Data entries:
= = = =

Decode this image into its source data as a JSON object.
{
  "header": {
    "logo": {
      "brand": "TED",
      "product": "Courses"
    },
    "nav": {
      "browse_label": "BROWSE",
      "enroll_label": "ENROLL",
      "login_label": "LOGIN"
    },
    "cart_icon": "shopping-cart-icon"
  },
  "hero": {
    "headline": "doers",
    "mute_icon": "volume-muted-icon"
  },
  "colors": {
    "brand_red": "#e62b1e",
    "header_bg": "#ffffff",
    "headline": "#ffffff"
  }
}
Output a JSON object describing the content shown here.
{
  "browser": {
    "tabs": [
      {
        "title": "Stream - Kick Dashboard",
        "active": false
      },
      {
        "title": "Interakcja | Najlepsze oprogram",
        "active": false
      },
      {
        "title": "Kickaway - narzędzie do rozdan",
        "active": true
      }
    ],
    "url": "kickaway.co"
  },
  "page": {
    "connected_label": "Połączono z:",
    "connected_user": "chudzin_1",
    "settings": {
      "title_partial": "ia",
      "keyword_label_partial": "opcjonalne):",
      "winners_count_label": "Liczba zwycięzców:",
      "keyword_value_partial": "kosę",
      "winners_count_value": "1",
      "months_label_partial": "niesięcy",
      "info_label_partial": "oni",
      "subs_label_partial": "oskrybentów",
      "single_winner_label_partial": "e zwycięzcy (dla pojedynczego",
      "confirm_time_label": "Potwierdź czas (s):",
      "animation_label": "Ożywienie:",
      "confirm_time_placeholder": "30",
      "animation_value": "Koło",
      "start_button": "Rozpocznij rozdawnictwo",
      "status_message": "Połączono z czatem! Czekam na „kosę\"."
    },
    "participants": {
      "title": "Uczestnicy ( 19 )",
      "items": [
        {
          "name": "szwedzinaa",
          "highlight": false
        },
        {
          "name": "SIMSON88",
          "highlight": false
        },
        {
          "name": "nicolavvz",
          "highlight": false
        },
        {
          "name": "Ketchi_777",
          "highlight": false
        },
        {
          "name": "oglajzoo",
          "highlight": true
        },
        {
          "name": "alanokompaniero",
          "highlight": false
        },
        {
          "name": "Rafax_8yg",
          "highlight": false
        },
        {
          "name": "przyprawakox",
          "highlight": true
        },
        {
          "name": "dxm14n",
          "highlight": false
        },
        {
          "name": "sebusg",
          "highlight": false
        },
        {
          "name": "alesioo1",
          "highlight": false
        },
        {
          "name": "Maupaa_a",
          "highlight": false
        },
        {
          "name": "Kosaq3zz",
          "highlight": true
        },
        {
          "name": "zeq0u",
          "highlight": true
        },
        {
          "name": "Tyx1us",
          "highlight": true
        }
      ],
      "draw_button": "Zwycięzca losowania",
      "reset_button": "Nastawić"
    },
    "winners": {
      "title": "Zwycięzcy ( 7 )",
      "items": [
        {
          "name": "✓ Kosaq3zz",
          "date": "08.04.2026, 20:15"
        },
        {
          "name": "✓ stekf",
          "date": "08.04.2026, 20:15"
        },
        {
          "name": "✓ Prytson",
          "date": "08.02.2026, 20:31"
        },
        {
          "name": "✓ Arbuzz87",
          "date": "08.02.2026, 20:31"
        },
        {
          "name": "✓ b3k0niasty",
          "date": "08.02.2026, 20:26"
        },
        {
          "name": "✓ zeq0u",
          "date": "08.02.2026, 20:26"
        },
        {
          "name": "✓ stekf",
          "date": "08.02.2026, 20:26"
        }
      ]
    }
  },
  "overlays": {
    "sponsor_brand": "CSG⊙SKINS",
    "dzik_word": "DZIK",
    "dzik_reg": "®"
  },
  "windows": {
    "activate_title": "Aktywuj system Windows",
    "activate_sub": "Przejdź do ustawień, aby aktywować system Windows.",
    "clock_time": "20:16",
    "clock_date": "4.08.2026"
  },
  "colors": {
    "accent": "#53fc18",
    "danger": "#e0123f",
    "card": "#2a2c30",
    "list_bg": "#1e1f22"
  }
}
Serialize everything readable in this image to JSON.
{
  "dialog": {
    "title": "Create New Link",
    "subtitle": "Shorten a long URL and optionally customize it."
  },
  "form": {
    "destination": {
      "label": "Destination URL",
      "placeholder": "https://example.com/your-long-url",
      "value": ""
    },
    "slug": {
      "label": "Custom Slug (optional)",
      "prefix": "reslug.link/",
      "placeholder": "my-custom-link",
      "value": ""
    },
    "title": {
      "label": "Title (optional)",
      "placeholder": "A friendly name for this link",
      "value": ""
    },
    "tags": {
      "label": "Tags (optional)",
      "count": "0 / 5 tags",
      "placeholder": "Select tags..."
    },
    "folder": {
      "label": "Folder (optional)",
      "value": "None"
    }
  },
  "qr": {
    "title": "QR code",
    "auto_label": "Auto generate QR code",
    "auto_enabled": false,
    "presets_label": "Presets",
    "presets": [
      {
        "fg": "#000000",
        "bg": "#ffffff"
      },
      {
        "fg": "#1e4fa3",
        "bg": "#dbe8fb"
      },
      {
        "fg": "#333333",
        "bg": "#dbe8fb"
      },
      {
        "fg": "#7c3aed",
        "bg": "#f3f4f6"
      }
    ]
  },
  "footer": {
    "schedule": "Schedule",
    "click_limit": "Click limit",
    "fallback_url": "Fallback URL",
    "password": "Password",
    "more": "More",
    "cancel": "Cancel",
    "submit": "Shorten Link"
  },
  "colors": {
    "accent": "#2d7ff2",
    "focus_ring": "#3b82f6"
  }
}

= = = =

All of the entries should be written out again exactly.

Decode this image into its source data as a JSON object.
{
  "header": {
    "logo": {
      "brand": "TED",
      "product": "Courses"
    },
    "nav": {
      "browse_label": "BROWSE",
      "enroll_label": "ENROLL",
      "login_label": "LOGIN"
    },
    "cart_icon": "shopping-cart-icon"
  },
  "hero": {
    "headline": "doers",
    "mute_icon": "volume-muted-icon"
  },
  "colors": {
    "brand_red": "#e62b1e",
    "header_bg": "#ffffff",
    "headline": "#ffffff"
  }
}
Output a JSON object describing the content shown here.
{
  "browser": {
    "tabs": [
      {
        "title": "Stream - Kick Dashboard",
        "active": false
      },
      {
        "title": "Interakcja | Najlepsze oprogram",
        "active": false
      },
      {
        "title": "Kickaway - narzędzie do rozdan",
        "active": true
      }
    ],
    "url": "kickaway.co"
  },
  "page": {
    "connected_label": "Połączono z:",
    "connected_user": "chudzin_1",
    "settings": {
      "title_partial": "ia",
      "keyword_label_partial": "opcjonalne):",
      "winners_count_label": "Liczba zwycięzców:",
      "keyword_value_partial": "kosę",
      "winners_count_value": "1",
      "months_label_partial": "niesięcy",
      "info_label_partial": "oni",
      "subs_label_partial": "oskrybentów",
      "single_winner_label_partial": "e zwycięzcy (dla pojedynczego",
      "confirm_time_label": "Potwierdź czas (s):",
      "animation_label": "Ożywienie:",
      "confirm_time_placeholder": "30",
      "animation_value": "Koło",
      "start_button": "Rozpocznij rozdawnictwo",
      "status_message": "Połączono z czatem! Czekam na „kosę\"."
    },
    "participants": {
      "title": "Uczestnicy ( 19 )",
      "items": [
        {
          "name": "szwedzinaa",
          "highlight": false
        },
        {
          "name": "SIMSON88",
          "highlight": false
        },
        {
          "name": "nicolavvz",
          "highlight": false
        },
        {
          "name": "Ketchi_777",
          "highlight": false
        },
        {
          "name": "oglajzoo",
          "highlight": true
        },
        {
          "name": "alanokompaniero",
          "highlight": false
        },
        {
          "name": "Rafax_8yg",
          "highlight": false
        },
        {
          "name": "przyprawakox",
          "highlight": true
        },
        {
          "name": "dxm14n",
          "highlight": false
        },
        {
          "name": "sebusg",
          "highlight": false
        },
        {
          "name": "alesioo1",
          "highlight": false
        },
        {
          "name": "Maupaa_a",
          "highlight": false
        },
        {
          "name": "Kosaq3zz",
          "highlight": true
        },
        {
          "name": "zeq0u",
          "highlight": true
        },
        {
          "name": "Tyx1us",
          "highlight": true
        }
      ],
      "draw_button": "Zwycięzca losowania",
      "reset_button": "Nastawić"
    },
    "winners": {
      "title": "Zwycięzcy ( 7 )",
      "items": [
        {
          "name": "✓ Kosaq3zz",
          "date": "08.04.2026, 20:15"
        },
        {
          "name": "✓ stekf",
          "date": "08.04.2026, 20:15"
        },
        {
          "name": "✓ Prytson",
          "date": "08.02.2026, 20:31"
        },
        {
          "name": "✓ Arbuzz87",
          "date": "08.02.2026, 20:31"
        },
        {
          "name": "✓ b3k0niasty",
          "date": "08.02.2026, 20:26"
        },
        {
          "name": "✓ zeq0u",
          "date": "08.02.2026, 20:26"
        },
        {
          "name": "✓ stekf",
          "date": "08.02.2026, 20:26"
        }
      ]
    }
  },
  "overlays": {
    "sponsor_brand": "CSG⊙SKINS",
    "dzik_word": "DZIK",
    "dzik_reg": "®"
  },
  "windows": {
    "activate_title": "Aktywuj system Windows",
    "activate_sub": "Przejdź do ustawień, aby aktywować system Windows.",
    "clock_time": "20:16",
    "clock_date": "4.08.2026"
  },
  "colors": {
    "accent": "#53fc18",
    "danger": "#e0123f",
    "card": "#2a2c30",
    "list_bg": "#1e1f22"
  }
}
Serialize everything readable in this image to JSON.
{
  "dialog": {
    "title": "Create New Link",
    "subtitle": "Shorten a long URL and optionally customize it."
  },
  "form": {
    "destination": {
      "label": "Destination URL",
      "placeholder": "https://example.com/your-long-url",
      "value": ""
    },
    "slug": {
      "label": "Custom Slug (optional)",
      "prefix": "reslug.link/",
      "placeholder": "my-custom-link",
      "value": ""
    },
    "title": {
      "label": "Title (optional)",
      "placeholder": "A friendly name for this link",
      "value": ""
    },
    "tags": {
      "label": "Tags (optional)",
      "count": "0 / 5 tags",
      "placeholder": "Select tags..."
    },
    "folder": {
      "label": "Folder (optional)",
      "value": "None"
    }
  },
  "qr": {
    "title": "QR code",
    "auto_label": "Auto generate QR code",
    "auto_enabled": false,
    "presets_label": "Presets",
    "presets": [
      {
        "fg": "#000000",
        "bg": "#ffffff"
      },
      {
        "fg": "#1e4fa3",
        "bg": "#dbe8fb"
      },
      {
        "fg": "#333333",
        "bg": "#dbe8fb"
      },
      {
        "fg": "#7c3aed",
        "bg": "#f3f4f6"
      }
    ]
  },
  "footer": {
    "schedule": "Schedule",
    "click_limit": "Click limit",
    "fallback_url": "Fallback URL",
    "password": "Password",
    "more": "More",
    "cancel": "Cancel",
    "submit": "Shorten Link"
  },
  "colors": {
    "accent": "#2d7ff2",
    "focus_ring": "#3b82f6"
  }
}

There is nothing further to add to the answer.